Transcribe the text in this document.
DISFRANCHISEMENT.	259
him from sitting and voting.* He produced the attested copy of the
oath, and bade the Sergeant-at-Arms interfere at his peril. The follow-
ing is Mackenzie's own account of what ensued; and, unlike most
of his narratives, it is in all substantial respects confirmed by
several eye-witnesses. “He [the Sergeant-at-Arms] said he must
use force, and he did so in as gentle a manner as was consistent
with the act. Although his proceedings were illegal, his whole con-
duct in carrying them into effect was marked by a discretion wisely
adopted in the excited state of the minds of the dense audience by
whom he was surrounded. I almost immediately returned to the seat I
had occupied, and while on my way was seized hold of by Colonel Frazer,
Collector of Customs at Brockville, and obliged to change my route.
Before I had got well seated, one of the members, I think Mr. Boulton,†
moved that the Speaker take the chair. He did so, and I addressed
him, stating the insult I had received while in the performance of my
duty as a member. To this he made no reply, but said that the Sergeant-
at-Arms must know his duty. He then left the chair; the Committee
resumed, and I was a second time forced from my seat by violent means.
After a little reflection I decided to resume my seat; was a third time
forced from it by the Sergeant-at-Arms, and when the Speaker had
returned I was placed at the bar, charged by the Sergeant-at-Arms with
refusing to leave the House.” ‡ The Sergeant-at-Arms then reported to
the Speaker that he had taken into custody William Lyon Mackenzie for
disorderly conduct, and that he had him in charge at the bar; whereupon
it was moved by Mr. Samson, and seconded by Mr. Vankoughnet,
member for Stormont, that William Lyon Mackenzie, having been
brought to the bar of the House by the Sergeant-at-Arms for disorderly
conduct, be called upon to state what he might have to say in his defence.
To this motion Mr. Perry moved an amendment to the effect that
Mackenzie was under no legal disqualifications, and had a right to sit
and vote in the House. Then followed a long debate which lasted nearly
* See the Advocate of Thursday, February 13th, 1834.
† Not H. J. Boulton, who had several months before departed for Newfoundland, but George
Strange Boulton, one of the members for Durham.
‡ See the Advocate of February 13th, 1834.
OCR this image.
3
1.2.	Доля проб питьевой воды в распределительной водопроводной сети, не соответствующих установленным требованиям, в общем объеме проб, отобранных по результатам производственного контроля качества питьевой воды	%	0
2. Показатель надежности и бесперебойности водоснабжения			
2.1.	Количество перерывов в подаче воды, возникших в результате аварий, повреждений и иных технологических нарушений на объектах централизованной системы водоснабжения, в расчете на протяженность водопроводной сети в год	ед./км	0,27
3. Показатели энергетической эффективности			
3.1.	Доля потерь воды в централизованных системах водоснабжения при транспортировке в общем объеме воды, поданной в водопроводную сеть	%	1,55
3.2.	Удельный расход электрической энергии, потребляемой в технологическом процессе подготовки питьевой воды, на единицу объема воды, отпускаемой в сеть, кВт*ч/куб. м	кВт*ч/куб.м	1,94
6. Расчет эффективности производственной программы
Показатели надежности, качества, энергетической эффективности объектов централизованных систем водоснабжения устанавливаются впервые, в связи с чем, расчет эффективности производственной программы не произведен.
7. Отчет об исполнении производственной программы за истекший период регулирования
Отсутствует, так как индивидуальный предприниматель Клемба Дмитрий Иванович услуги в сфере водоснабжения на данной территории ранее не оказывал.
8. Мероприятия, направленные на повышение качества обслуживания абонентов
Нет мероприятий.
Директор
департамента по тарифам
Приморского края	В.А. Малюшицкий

▸ **Task to carry out**
Gather from the entries above all lines that include the string "February".

▸ **Solution for this task**
* See the Advocate of Thursday, February 13th, 1834.
‡ See the Advocate of February 13th, 1834.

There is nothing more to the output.